→ DATA EXCERPTS:
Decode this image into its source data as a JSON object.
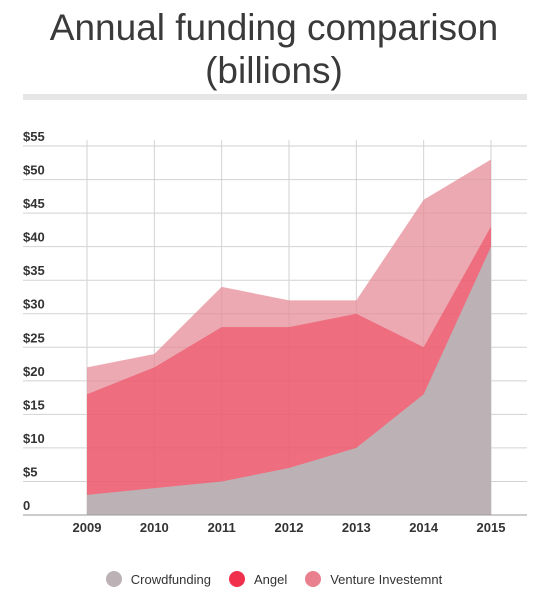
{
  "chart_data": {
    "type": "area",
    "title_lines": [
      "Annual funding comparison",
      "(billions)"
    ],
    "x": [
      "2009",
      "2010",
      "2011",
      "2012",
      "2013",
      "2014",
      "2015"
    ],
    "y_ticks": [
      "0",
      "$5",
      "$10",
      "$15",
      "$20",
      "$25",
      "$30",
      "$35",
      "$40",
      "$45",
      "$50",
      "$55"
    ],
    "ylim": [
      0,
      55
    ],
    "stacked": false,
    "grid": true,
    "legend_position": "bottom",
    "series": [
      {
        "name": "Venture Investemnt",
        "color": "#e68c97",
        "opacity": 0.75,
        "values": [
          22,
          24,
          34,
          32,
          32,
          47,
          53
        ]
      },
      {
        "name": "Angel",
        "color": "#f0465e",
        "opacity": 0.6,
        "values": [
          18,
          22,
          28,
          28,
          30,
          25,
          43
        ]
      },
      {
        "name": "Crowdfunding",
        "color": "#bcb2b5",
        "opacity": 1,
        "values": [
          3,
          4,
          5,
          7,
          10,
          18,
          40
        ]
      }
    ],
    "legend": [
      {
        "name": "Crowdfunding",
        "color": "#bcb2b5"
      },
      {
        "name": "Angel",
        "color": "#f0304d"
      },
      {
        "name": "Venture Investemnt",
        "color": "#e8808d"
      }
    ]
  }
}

→ DIRECTIVE:
Skip the pictures and transcribe the rest of the records exactly.

→ EXPECTED ANSWER:
Decode this image into its source data as a JSON object.
{
  "chart_data": {
    "type": "area",
    "title_lines": [
      "Annual funding comparison",
      "(billions)"
    ],
    "x": [
      "2009",
      "2010",
      "2011",
      "2012",
      "2013",
      "2014",
      "2015"
    ],
    "y_ticks": [
      "0",
      "$5",
      "$10",
      "$15",
      "$20",
      "$25",
      "$30",
      "$35",
      "$40",
      "$45",
      "$50",
      "$55"
    ],
    "ylim": [
      0,
      55
    ],
    "stacked": false,
    "grid": true,
    "legend_position": "bottom",
    "series": [
      {
        "name": "Venture Investemnt",
        "color": "#e68c97",
        "opacity": 0.75,
        "values": [
          22,
          24,
          34,
          32,
          32,
          47,
          53
        ]
      },
      {
        "name": "Angel",
        "color": "#f0465e",
        "opacity": 0.6,
        "values": [
          18,
          22,
          28,
          28,
          30,
          25,
          43
        ]
      },
      {
        "name": "Crowdfunding",
        "color": "#bcb2b5",
        "opacity": 1,
        "values": [
          3,
          4,
          5,
          7,
          10,
          18,
          40
        ]
      }
    ],
    "legend": [
      {
        "name": "Crowdfunding",
        "color": "#bcb2b5"
      },
      {
        "name": "Angel",
        "color": "#f0304d"
      },
      {
        "name": "Venture Investemnt",
        "color": "#e8808d"
      }
    ]
  }
}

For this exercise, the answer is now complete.